ASSIGNMENT 1: In the court order, reproduce the passage that begins at the words "LOZIER CORPORATION, a" and stops after "Defendants.", using "Respondents" in place of "Defendants".
ASSIGNMENT 2: Translate this sentence from the court order into Spanish: "Plaintiff shall immediately file its amended pleading."
ASSIGNMENT 3: Carry on the court order from the point where the page ends.

PAGE EXTRACT:
* * * *

Wrigley v. Lozier Corporation
Filing
23
MEMORANDUM DECISION AND ORDER Plaintiff's Motion to File First Amended Complaint and Demand for Jury Trial (Docket No. 17 ) is GRANTED. Plaintiff shall immediately file its amended pleading. Further, the Court will be noticing a telephonic sc heduling conference to account for the additional parties and address any applicable deadlines moving forward. Signed by Judge Ronald E. Bush. (caused to be mailed to non Registered Participants at the addresses listed on the Notice of Electronic Filing (NEF) by (jp)
UNITED STATES DISTRICT COURT
DISTRICT OF IDAHO
THE ESTATE OF LEVI JOHN WRIGLEY,
Plaintiff,
Case No.: 1:12-cv-00507-EJL-REB
MEMORANDUM DECISION AND
ORDER RE:
vs.
LOZIER CORPORATION, a foreign corporation,
and JOHN DOES 1-XXX, whose true identies are
unknown,
MOTION TO FILE FIRST
AMENDED COMPLAINT AND
DEMAND FOR JURY TRIAL
(Docket No. 17)
Defendants.

* * * *

INFORMATION:
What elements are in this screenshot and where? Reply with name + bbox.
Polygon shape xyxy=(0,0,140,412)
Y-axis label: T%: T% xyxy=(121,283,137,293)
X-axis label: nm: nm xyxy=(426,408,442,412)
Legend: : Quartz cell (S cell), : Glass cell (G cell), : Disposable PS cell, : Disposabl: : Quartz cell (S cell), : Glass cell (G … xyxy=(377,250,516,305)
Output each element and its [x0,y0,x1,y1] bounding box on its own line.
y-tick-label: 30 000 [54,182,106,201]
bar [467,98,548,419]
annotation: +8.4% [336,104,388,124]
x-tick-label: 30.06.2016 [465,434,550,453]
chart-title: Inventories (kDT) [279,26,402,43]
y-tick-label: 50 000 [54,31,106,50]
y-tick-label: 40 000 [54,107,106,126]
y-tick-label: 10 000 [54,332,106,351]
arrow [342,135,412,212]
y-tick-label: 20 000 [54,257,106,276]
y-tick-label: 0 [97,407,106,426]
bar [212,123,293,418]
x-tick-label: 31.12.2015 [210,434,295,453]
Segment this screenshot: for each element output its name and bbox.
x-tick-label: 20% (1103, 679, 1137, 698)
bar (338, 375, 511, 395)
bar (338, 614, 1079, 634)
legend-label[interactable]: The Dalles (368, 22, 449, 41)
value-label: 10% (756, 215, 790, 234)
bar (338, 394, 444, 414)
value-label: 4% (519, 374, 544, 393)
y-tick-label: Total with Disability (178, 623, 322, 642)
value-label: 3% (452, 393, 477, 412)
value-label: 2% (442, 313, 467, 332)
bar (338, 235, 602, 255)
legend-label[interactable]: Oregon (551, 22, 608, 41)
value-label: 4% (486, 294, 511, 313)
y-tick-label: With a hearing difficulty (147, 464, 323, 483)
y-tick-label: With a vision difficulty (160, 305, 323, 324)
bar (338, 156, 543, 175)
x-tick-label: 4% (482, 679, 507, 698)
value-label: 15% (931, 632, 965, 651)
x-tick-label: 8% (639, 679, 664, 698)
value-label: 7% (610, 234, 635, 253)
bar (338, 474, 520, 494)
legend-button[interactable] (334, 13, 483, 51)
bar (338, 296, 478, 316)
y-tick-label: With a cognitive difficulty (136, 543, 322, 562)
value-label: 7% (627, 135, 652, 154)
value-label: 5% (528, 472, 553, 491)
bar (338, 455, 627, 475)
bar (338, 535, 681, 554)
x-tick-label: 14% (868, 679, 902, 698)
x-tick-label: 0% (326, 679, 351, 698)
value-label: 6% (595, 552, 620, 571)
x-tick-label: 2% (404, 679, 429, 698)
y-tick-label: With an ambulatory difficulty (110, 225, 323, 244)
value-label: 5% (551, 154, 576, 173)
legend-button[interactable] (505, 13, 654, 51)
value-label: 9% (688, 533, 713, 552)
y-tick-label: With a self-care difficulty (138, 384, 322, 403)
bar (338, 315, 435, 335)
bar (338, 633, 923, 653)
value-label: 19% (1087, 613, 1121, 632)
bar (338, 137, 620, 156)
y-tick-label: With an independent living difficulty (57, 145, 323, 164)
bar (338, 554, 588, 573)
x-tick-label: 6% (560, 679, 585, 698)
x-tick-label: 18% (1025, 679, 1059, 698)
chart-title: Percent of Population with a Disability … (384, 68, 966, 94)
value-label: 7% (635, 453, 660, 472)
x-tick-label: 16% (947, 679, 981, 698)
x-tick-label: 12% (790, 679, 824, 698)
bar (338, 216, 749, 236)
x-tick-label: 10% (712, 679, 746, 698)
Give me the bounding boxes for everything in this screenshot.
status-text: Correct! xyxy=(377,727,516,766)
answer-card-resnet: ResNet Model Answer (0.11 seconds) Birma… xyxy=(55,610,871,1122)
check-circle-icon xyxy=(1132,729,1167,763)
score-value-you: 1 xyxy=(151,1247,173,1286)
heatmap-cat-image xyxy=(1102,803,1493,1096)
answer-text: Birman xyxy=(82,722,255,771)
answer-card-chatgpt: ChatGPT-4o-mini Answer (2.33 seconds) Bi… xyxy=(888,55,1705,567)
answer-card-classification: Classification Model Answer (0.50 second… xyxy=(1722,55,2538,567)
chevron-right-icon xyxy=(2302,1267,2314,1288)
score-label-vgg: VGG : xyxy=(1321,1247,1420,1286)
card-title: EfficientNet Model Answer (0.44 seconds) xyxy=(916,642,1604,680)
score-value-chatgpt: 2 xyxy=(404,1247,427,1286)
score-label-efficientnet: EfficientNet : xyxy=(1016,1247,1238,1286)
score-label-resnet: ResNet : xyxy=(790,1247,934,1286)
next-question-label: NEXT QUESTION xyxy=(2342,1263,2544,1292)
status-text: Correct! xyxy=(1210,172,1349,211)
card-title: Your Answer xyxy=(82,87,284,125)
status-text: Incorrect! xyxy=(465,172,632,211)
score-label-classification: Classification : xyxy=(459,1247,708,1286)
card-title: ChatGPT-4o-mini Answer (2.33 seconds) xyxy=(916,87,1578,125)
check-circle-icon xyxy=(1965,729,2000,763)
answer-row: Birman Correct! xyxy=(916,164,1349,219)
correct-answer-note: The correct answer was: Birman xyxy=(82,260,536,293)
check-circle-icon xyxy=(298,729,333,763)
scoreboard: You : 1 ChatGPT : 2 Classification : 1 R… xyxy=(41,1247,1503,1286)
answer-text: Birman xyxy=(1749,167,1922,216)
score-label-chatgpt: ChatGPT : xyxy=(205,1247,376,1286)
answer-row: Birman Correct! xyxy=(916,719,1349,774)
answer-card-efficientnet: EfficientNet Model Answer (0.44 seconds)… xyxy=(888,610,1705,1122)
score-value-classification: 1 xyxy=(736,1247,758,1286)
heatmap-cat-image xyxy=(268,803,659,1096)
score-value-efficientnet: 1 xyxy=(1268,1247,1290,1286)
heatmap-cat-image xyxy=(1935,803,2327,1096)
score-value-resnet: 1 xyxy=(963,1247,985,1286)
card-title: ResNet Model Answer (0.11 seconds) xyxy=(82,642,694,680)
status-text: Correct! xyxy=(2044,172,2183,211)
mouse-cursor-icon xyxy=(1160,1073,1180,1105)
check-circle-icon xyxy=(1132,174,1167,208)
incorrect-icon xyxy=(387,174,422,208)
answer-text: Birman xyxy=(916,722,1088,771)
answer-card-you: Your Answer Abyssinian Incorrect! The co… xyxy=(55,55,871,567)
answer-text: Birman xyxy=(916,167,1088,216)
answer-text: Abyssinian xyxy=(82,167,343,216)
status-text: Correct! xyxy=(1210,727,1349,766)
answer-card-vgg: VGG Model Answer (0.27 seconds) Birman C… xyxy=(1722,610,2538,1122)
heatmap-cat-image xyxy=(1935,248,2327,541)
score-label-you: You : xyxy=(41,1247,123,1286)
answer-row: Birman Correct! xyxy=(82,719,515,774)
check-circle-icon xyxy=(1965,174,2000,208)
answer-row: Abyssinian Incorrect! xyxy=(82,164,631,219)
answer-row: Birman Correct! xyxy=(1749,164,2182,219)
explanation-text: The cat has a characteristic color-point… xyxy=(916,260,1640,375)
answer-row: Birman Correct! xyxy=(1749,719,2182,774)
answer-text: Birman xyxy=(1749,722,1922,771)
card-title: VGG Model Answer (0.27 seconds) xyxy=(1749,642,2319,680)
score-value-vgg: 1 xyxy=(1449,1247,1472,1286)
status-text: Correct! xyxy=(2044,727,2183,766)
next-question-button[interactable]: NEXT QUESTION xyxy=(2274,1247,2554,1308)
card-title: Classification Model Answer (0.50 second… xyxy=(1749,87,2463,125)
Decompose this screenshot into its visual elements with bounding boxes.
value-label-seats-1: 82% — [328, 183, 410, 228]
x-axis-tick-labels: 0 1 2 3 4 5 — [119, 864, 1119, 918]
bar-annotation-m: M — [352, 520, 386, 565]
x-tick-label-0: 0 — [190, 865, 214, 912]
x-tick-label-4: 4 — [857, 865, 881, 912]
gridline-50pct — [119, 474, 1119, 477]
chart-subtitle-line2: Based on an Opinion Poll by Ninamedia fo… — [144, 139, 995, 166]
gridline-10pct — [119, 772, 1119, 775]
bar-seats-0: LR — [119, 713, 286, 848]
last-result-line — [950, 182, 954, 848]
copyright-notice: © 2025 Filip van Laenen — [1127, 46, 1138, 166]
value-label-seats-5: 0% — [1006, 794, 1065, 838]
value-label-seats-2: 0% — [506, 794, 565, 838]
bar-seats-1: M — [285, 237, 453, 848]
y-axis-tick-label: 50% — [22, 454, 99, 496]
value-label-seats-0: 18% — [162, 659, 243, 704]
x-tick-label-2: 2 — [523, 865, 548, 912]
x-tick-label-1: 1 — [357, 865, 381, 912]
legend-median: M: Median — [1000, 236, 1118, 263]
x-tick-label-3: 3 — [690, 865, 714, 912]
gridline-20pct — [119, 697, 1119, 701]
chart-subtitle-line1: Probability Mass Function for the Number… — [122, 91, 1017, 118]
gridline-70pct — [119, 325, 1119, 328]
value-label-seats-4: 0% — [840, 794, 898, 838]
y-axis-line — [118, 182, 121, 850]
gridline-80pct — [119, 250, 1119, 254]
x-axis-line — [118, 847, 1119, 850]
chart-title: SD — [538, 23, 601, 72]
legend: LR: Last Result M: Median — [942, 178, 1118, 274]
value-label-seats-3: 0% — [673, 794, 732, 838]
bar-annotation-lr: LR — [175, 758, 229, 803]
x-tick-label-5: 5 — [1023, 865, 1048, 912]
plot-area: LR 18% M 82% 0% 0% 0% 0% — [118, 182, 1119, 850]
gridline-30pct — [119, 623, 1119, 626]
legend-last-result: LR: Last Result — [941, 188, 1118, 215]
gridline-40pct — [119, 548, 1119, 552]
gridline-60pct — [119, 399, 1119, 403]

* * * *

EXERCISE RESULT 1:
LOZIER CORPORATION, a foreign corporation,
and JOHN DOES 1-XXX, whose true identies are
unknown,
MOTION TO FILE FIRST
AMENDED COMPLAINT AND
DEMAND FOR JURY TRIAL
(Docket No. 17)
Respondents.

EXERCISE RESULT 2: El demandante deberá presentar de inmediato su escrito de demanda enmendado.

EXERCISE RESULT 3:
Now pending before the Court is Plaintiff’s Motion to File First Amended Complaint and
Demand for Jury Trial (Docket No. 17). Having carefully reviewed the record and otherwise
being fully advised, the undersigned enters the following Memorandum Decision and Order:
I. RELEVANT BACKGROUND
1.
Levi John Wrigley was injured while adjusting an “end cap” display shelving unit
(the “product”) while employed by C-A-L Ranch Stores at its Burley, Idaho store. See Compl.,
¶¶ 15 & 20 (Docket No. 1). Plaintiff alleges that, as a result of the product’s allegedly defective
design, it tipped, causing a box to fall and strike Mr. Wrigley on the head. See id. at ¶ 24.
2.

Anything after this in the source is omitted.